### PROVIDED RECORDS

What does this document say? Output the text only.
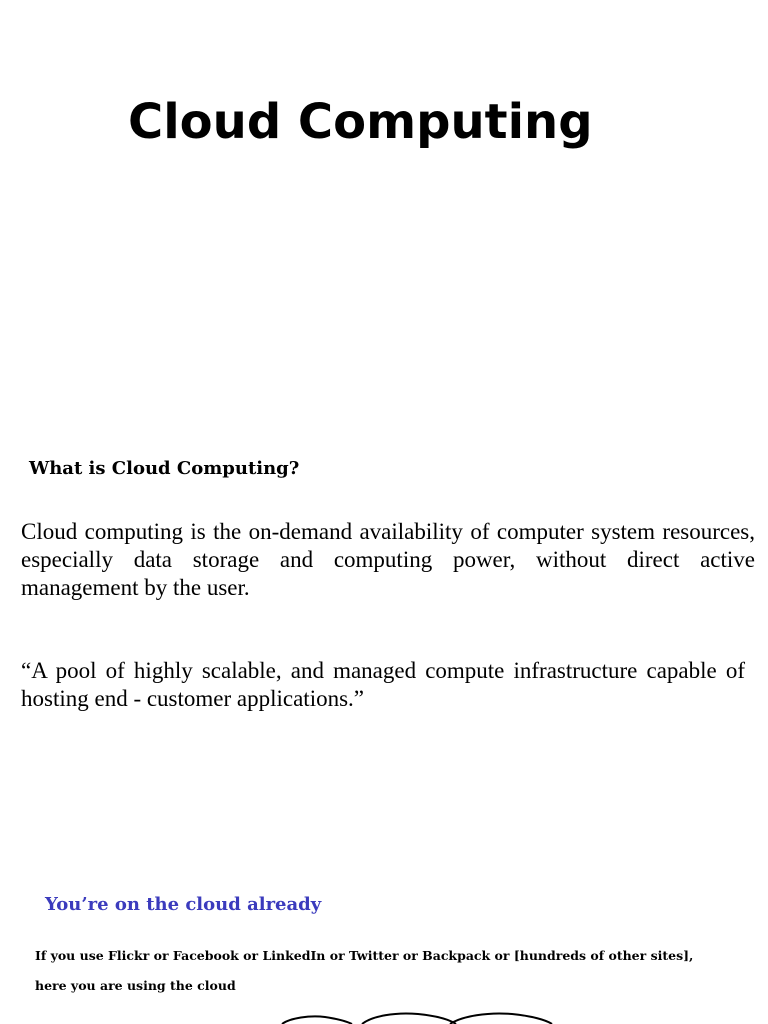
Cloud Computing
What is Cloud Computing?

Cloud computing is the on-demand availability of computer system resources, especially data storage and computing power, without direct active management by the user.

“A pool of highly scalable, and managed compute infrastructure capable of hosting end - customer applications.”

You’re on the cloud already

If you use Flickr or Facebook or LinkedIn or Twitter or Backpack or [hundreds of other sites],

here you are using the cloud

######

THE EXERCISE
Repeat the material verbatim. Do not carry over any picture.

FINISHED ANSWER
What does this document say? Output the text only.
Cloud Computing
What is Cloud Computing?

Cloud computing is the on-demand availability of computer system resources, especially data storage and computing power, without direct active management by the user.

“A pool of highly scalable, and managed compute infrastructure capable of hosting end - customer applications.”

You’re on the cloud already

If you use Flickr or Facebook or LinkedIn or Twitter or Backpack or [hundreds of other sites],

here you are using the cloud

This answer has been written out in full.